Output the data that follows exactly, line for line.

[BEGIN]

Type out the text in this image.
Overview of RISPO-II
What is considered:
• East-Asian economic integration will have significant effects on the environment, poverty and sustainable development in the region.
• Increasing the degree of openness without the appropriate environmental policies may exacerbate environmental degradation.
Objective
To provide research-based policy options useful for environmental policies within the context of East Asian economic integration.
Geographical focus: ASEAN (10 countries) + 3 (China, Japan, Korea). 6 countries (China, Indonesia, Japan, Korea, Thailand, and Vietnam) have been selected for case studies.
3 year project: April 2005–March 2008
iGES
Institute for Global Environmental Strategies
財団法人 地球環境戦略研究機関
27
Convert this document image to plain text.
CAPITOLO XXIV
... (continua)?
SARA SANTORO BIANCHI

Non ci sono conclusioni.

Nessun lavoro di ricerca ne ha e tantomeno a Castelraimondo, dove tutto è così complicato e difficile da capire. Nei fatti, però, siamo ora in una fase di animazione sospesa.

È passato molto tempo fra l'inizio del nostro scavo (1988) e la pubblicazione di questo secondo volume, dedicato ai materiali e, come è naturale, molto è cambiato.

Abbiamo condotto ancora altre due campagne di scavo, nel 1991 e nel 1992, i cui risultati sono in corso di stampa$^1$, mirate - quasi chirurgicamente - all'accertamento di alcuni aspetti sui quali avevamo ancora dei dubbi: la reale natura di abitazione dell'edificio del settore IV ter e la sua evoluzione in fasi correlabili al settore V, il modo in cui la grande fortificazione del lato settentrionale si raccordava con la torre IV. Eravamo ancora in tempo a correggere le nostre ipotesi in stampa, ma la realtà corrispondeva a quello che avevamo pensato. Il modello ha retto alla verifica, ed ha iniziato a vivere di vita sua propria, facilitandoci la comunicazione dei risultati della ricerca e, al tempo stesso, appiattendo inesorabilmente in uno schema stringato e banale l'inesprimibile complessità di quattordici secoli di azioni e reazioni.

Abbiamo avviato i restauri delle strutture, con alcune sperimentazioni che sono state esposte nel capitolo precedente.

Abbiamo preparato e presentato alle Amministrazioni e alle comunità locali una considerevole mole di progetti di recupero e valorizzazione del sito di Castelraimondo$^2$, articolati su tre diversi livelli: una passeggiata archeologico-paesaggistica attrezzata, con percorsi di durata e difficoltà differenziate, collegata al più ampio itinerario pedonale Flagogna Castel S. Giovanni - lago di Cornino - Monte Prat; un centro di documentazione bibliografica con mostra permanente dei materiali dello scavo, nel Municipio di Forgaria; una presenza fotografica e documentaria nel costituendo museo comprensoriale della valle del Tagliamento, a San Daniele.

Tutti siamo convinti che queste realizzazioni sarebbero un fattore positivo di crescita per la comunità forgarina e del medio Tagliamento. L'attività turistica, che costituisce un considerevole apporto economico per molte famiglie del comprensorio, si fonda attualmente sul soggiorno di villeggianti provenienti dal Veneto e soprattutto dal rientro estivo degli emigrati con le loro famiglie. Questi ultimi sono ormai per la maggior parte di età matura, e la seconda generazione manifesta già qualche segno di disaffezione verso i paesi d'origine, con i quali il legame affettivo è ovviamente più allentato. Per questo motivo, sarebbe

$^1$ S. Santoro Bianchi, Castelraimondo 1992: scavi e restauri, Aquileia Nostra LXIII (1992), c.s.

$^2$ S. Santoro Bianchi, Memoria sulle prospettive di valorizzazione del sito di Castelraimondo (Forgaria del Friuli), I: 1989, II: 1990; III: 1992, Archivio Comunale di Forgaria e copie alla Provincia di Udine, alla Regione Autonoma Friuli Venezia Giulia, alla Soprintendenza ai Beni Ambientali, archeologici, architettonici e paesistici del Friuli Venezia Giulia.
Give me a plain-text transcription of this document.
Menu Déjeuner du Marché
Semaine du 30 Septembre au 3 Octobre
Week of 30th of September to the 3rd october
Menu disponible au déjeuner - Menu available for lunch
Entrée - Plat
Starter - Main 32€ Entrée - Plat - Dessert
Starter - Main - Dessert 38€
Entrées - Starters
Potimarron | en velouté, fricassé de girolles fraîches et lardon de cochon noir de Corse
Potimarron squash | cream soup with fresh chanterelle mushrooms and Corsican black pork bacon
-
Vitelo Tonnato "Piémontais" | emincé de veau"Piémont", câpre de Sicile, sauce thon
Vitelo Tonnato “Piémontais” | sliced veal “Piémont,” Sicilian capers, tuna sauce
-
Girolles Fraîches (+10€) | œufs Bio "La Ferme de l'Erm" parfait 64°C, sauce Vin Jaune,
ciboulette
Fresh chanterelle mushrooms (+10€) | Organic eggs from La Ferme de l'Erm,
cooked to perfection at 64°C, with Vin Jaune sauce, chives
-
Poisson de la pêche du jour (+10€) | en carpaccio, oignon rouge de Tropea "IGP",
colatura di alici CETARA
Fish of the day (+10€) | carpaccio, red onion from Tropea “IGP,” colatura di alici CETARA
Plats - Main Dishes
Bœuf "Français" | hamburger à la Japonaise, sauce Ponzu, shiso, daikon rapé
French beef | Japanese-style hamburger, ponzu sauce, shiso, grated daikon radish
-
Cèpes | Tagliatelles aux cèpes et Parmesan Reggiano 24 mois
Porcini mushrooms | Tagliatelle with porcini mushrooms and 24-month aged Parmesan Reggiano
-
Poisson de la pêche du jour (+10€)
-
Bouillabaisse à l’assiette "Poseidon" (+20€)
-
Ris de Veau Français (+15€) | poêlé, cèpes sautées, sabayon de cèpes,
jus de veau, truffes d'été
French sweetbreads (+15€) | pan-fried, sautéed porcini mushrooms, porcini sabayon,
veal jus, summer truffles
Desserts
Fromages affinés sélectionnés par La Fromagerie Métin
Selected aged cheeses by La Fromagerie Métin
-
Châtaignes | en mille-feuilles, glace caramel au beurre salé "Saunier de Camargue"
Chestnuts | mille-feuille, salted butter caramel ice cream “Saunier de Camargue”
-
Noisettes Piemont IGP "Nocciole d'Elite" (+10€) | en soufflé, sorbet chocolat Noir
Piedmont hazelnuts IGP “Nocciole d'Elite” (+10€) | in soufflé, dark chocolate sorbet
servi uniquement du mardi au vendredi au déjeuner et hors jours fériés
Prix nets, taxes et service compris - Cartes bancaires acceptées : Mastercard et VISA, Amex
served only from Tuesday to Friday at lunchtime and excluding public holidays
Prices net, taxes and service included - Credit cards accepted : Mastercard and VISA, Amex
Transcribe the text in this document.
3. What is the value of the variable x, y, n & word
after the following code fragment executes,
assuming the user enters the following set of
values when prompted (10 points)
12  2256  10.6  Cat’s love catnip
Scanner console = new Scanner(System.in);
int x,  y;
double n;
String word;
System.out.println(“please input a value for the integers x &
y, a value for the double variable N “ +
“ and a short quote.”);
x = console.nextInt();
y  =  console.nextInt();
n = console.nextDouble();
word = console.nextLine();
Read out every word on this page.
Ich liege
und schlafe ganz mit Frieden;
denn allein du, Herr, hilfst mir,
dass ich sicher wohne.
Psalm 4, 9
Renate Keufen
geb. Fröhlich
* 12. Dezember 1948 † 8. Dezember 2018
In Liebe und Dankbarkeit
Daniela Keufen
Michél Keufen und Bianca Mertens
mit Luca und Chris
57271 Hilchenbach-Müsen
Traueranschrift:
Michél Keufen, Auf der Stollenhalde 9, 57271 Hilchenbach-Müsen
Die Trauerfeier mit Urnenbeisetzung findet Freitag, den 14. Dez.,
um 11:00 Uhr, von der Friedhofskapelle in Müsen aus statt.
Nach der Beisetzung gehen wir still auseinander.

[END]

- Worked solution:
Type out the text in this image.
Overview of RISPO-II
What is considered:
• East-Asian economic integration will have significant effects on the environment, poverty and sustainable development in the region.
• Increasing the degree of openness without the appropriate environmental policies may exacerbate environmental degradation.
Objective
To provide research-based policy options useful for environmental policies within the context of East Asian economic integration.
Geographical focus: ASEAN (10 countries) + 3 (China, Japan, Korea). 6 countries (China, Indonesia, Japan, Korea, Thailand, and Vietnam) have been selected for case studies.
3 year project: April 2005–March 2008
iGES
Institute for Global Environmental Strategies
財団法人 地球環境戦略研究機関
27
Convert this document image to plain text.
CAPITOLO XXIV
... (continua)?
SARA SANTORO BIANCHI

Non ci sono conclusioni.

Nessun lavoro di ricerca ne ha e tantomeno a Castelraimondo, dove tutto è così complicato e difficile da capire. Nei fatti, però, siamo ora in una fase di animazione sospesa.

È passato molto tempo fra l'inizio del nostro scavo (1988) e la pubblicazione di questo secondo volume, dedicato ai materiali e, come è naturale, molto è cambiato.

Abbiamo condotto ancora altre due campagne di scavo, nel 1991 e nel 1992, i cui risultati sono in corso di stampa$^1$, mirate - quasi chirurgicamente - all'accertamento di alcuni aspetti sui quali avevamo ancora dei dubbi: la reale natura di abitazione dell'edificio del settore IV ter e la sua evoluzione in fasi correlabili al settore V, il modo in cui la grande fortificazione del lato settentrionale si raccordava con la torre IV. Eravamo ancora in tempo a correggere le nostre ipotesi in stampa, ma la realtà corrispondeva a quello che avevamo pensato. Il modello ha retto alla verifica, ed ha iniziato a vivere di vita sua propria, facilitandoci la comunicazione dei risultati della ricerca e, al tempo stesso, appiattendo inesorabilmente in uno schema stringato e banale l'inesprimibile complessità di quattordici secoli di azioni e reazioni.

Abbiamo avviato i restauri delle strutture, con alcune sperimentazioni che sono state esposte nel capitolo precedente.

Abbiamo preparato e presentato alle Amministrazioni e alle comunità locali una considerevole mole di progetti di recupero e valorizzazione del sito di Castelraimondo$^2$, articolati su tre diversi livelli: una passeggiata archeologico-paesaggistica attrezzata, con percorsi di durata e difficoltà differenziate, collegata al più ampio itinerario pedonale Flagogna Castel S. Giovanni - lago di Cornino - Monte Prat; un centro di documentazione bibliografica con mostra permanente dei materiali dello scavo, nel Municipio di Forgaria; una presenza fotografica e documentaria nel costituendo museo comprensoriale della valle del Tagliamento, a San Daniele.

Tutti siamo convinti che queste realizzazioni sarebbero un fattore positivo di crescita per la comunità forgarina e del medio Tagliamento. L'attività turistica, che costituisce un considerevole apporto economico per molte famiglie del comprensorio, si fonda attualmente sul soggiorno di villeggianti provenienti dal Veneto e soprattutto dal rientro estivo degli emigrati con le loro famiglie. Questi ultimi sono ormai per la maggior parte di età matura, e la seconda generazione manifesta già qualche segno di disaffezione verso i paesi d'origine, con i quali il legame affettivo è ovviamente più allentato. Per questo motivo, sarebbe

$^1$ S. Santoro Bianchi, Castelraimondo 1992: scavi e restauri, Aquileia Nostra LXIII (1992), c.s.

$^2$ S. Santoro Bianchi, Memoria sulle prospettive di valorizzazione del sito di Castelraimondo (Forgaria del Friuli), I: 1989, II: 1990; III: 1992, Archivio Comunale di Forgaria e copie alla Provincia di Udine, alla Regione Autonoma Friuli Venezia Giulia, alla Soprintendenza ai Beni Ambientali, archeologici, architettonici e paesistici del Friuli Venezia Giulia.
Give me a plain-text transcription of this document.
Menu Déjeuner du Marché
Semaine du 30 Septembre au 3 Octobre
Week of 30th of September to the 3rd october
Menu disponible au déjeuner - Menu available for lunch
Entrée - Plat
Starter - Main 32€ Entrée - Plat - Dessert
Starter - Main - Dessert 38€
Entrées - Starters
Potimarron | en velouté, fricassé de girolles fraîches et lardon de cochon noir de Corse
Potimarron squash | cream soup with fresh chanterelle mushrooms and Corsican black pork bacon
-
Vitelo Tonnato "Piémontais" | emincé de veau"Piémont", câpre de Sicile, sauce thon
Vitelo Tonnato “Piémontais” | sliced veal “Piémont,” Sicilian capers, tuna sauce
-
Girolles Fraîches (+10€) | œufs Bio "La Ferme de l'Erm" parfait 64°C, sauce Vin Jaune,
ciboulette
Fresh chanterelle mushrooms (+10€) | Organic eggs from La Ferme de l'Erm,
cooked to perfection at 64°C, with Vin Jaune sauce, chives
-
Poisson de la pêche du jour (+10€) | en carpaccio, oignon rouge de Tropea "IGP",
colatura di alici CETARA
Fish of the day (+10€) | carpaccio, red onion from Tropea “IGP,” colatura di alici CETARA
Plats - Main Dishes
Bœuf "Français" | hamburger à la Japonaise, sauce Ponzu, shiso, daikon rapé
French beef | Japanese-style hamburger, ponzu sauce, shiso, grated daikon radish
-
Cèpes | Tagliatelles aux cèpes et Parmesan Reggiano 24 mois
Porcini mushrooms | Tagliatelle with porcini mushrooms and 24-month aged Parmesan Reggiano
-
Poisson de la pêche du jour (+10€)
-
Bouillabaisse à l’assiette "Poseidon" (+20€)
-
Ris de Veau Français (+15€) | poêlé, cèpes sautées, sabayon de cèpes,
jus de veau, truffes d'été
French sweetbreads (+15€) | pan-fried, sautéed porcini mushrooms, porcini sabayon,
veal jus, summer truffles
Desserts
Fromages affinés sélectionnés par La Fromagerie Métin
Selected aged cheeses by La Fromagerie Métin
-
Châtaignes | en mille-feuilles, glace caramel au beurre salé "Saunier de Camargue"
Chestnuts | mille-feuille, salted butter caramel ice cream “Saunier de Camargue”
-
Noisettes Piemont IGP "Nocciole d'Elite" (+10€) | en soufflé, sorbet chocolat Noir
Piedmont hazelnuts IGP “Nocciole d'Elite” (+10€) | in soufflé, dark chocolate sorbet
servi uniquement du mardi au vendredi au déjeuner et hors jours fériés
Prix nets, taxes et service compris - Cartes bancaires acceptées : Mastercard et VISA, Amex
served only from Tuesday to Friday at lunchtime and excluding public holidays
Prices net, taxes and service included - Credit cards accepted : Mastercard and VISA, Amex
Transcribe the text in this document.
3. What is the value of the variable x, y, n & word
after the following code fragment executes,
assuming the user enters the following set of
values when prompted (10 points)
12  2256  10.6  Cat’s love catnip
Scanner console = new Scanner(System.in);
int x,  y;
double n;
String word;
System.out.println(“please input a value for the integers x &
y, a value for the double variable N “ +
“ and a short quote.”);
x = console.nextInt();
y  =  console.nextInt();
n = console.nextDouble();
word = console.nextLine();
Read out every word on this page.
Ich liege
und schlafe ganz mit Frieden;
denn allein du, Herr, hilfst mir,
dass ich sicher wohne.
Psalm 4, 9
Renate Keufen
geb. Fröhlich
* 12. Dezember 1948 † 8. Dezember 2018
In Liebe und Dankbarkeit
Daniela Keufen
Michél Keufen und Bianca Mertens
mit Luca und Chris
57271 Hilchenbach-Müsen
Traueranschrift:
Michél Keufen, Auf der Stollenhalde 9, 57271 Hilchenbach-Müsen
Die Trauerfeier mit Urnenbeisetzung findet Freitag, den 14. Dez.,
um 11:00 Uhr, von der Friedhofskapelle in Müsen aus statt.
Nach der Beisetzung gehen wir still auseinander.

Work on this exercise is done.